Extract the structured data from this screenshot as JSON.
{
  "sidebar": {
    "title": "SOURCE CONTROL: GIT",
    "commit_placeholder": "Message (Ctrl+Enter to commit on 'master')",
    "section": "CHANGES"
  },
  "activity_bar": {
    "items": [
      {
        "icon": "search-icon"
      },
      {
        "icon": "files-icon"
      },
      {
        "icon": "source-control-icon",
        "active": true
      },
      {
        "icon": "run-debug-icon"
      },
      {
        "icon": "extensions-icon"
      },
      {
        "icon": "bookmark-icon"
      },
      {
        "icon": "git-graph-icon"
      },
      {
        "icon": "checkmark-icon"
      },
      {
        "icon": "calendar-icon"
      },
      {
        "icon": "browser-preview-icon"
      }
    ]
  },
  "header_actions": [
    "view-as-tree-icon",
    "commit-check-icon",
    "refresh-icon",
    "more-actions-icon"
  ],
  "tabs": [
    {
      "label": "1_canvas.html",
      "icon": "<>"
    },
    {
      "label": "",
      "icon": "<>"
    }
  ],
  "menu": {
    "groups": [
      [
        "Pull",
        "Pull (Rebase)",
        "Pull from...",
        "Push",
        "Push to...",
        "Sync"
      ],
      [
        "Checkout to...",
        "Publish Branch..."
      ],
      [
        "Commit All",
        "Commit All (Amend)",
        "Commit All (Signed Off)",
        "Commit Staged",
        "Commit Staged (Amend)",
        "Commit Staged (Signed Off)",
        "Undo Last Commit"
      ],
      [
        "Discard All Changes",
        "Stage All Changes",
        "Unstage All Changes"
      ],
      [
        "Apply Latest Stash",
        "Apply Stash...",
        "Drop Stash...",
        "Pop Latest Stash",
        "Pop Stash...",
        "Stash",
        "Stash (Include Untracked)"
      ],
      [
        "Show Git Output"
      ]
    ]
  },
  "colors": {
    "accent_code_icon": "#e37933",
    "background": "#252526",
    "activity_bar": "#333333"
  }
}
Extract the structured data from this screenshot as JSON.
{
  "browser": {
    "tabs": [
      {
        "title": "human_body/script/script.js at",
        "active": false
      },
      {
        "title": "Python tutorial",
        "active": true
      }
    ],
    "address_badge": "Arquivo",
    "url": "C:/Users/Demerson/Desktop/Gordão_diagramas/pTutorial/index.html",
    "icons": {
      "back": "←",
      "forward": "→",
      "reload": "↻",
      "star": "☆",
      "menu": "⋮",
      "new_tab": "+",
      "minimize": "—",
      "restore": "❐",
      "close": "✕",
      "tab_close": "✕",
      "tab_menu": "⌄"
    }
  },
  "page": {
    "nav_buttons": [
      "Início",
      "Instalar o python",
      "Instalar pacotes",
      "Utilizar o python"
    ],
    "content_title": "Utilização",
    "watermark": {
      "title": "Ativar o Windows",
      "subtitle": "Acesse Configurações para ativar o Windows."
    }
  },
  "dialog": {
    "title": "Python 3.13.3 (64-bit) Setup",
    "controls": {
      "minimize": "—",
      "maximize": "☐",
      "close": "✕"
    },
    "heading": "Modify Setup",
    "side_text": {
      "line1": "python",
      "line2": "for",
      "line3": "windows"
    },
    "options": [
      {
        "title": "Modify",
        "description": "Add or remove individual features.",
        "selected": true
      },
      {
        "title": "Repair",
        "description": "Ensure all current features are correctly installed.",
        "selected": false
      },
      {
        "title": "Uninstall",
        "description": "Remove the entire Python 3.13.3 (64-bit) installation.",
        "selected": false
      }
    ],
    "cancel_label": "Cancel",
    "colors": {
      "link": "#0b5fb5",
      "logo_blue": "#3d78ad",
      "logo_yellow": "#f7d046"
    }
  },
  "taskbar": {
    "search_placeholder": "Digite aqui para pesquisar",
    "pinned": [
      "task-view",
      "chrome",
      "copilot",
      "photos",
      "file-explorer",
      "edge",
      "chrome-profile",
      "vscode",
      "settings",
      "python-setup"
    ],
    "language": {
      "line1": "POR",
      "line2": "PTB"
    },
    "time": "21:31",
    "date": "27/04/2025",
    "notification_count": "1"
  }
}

▶ GIVEN TASK: Extract all of the data above and output it character for character.

▶ ANSWER TO THIS TASK:
Extract the structured data from this screenshot as JSON.
{
  "sidebar": {
    "title": "SOURCE CONTROL: GIT",
    "commit_placeholder": "Message (Ctrl+Enter to commit on 'master')",
    "section": "CHANGES"
  },
  "activity_bar": {
    "items": [
      {
        "icon": "search-icon"
      },
      {
        "icon": "files-icon"
      },
      {
        "icon": "source-control-icon",
        "active": true
      },
      {
        "icon": "run-debug-icon"
      },
      {
        "icon": "extensions-icon"
      },
      {
        "icon": "bookmark-icon"
      },
      {
        "icon": "git-graph-icon"
      },
      {
        "icon": "checkmark-icon"
      },
      {
        "icon": "calendar-icon"
      },
      {
        "icon": "browser-preview-icon"
      }
    ]
  },
  "header_actions": [
    "view-as-tree-icon",
    "commit-check-icon",
    "refresh-icon",
    "more-actions-icon"
  ],
  "tabs": [
    {
      "label": "1_canvas.html",
      "icon": "<>"
    },
    {
      "label": "",
      "icon": "<>"
    }
  ],
  "menu": {
    "groups": [
      [
        "Pull",
        "Pull (Rebase)",
        "Pull from...",
        "Push",
        "Push to...",
        "Sync"
      ],
      [
        "Checkout to...",
        "Publish Branch..."
      ],
      [
        "Commit All",
        "Commit All (Amend)",
        "Commit All (Signed Off)",
        "Commit Staged",
        "Commit Staged (Amend)",
        "Commit Staged (Signed Off)",
        "Undo Last Commit"
      ],
      [
        "Discard All Changes",
        "Stage All Changes",
        "Unstage All Changes"
      ],
      [
        "Apply Latest Stash",
        "Apply Stash...",
        "Drop Stash...",
        "Pop Latest Stash",
        "Pop Stash...",
        "Stash",
        "Stash (Include Untracked)"
      ],
      [
        "Show Git Output"
      ]
    ]
  },
  "colors": {
    "accent_code_icon": "#e37933",
    "background": "#252526",
    "activity_bar": "#333333"
  }
}
Extract the structured data from this screenshot as JSON.
{
  "browser": {
    "tabs": [
      {
        "title": "human_body/script/script.js at",
        "active": false
      },
      {
        "title": "Python tutorial",
        "active": true
      }
    ],
    "address_badge": "Arquivo",
    "url": "C:/Users/Demerson/Desktop/Gordão_diagramas/pTutorial/index.html",
    "icons": {
      "back": "←",
      "forward": "→",
      "reload": "↻",
      "star": "☆",
      "menu": "⋮",
      "new_tab": "+",
      "minimize": "—",
      "restore": "❐",
      "close": "✕",
      "tab_close": "✕",
      "tab_menu": "⌄"
    }
  },
  "page": {
    "nav_buttons": [
      "Início",
      "Instalar o python",
      "Instalar pacotes",
      "Utilizar o python"
    ],
    "content_title": "Utilização",
    "watermark": {
      "title": "Ativar o Windows",
      "subtitle": "Acesse Configurações para ativar o Windows."
    }
  },
  "dialog": {
    "title": "Python 3.13.3 (64-bit) Setup",
    "controls": {
      "minimize": "—",
      "maximize": "☐",
      "close": "✕"
    },
    "heading": "Modify Setup",
    "side_text": {
      "line1": "python",
      "line2": "for",
      "line3": "windows"
    },
    "options": [
      {
        "title": "Modify",
        "description": "Add or remove individual features.",
        "selected": true
      },
      {
        "title": "Repair",
        "description": "Ensure all current features are correctly installed.",
        "selected": false
      },
      {
        "title": "Uninstall",
        "description": "Remove the entire Python 3.13.3 (64-bit) installation.",
        "selected": false
      }
    ],
    "cancel_label": "Cancel",
    "colors": {
      "link": "#0b5fb5",
      "logo_blue": "#3d78ad",
      "logo_yellow": "#f7d046"
    }
  },
  "taskbar": {
    "search_placeholder": "Digite aqui para pesquisar",
    "pinned": [
      "task-view",
      "chrome",
      "copilot",
      "photos",
      "file-explorer",
      "edge",
      "chrome-profile",
      "vscode",
      "settings",
      "python-setup"
    ],
    "language": {
      "line1": "POR",
      "line2": "PTB"
    },
    "time": "21:31",
    "date": "27/04/2025",
    "notification_count": "1"
  }
}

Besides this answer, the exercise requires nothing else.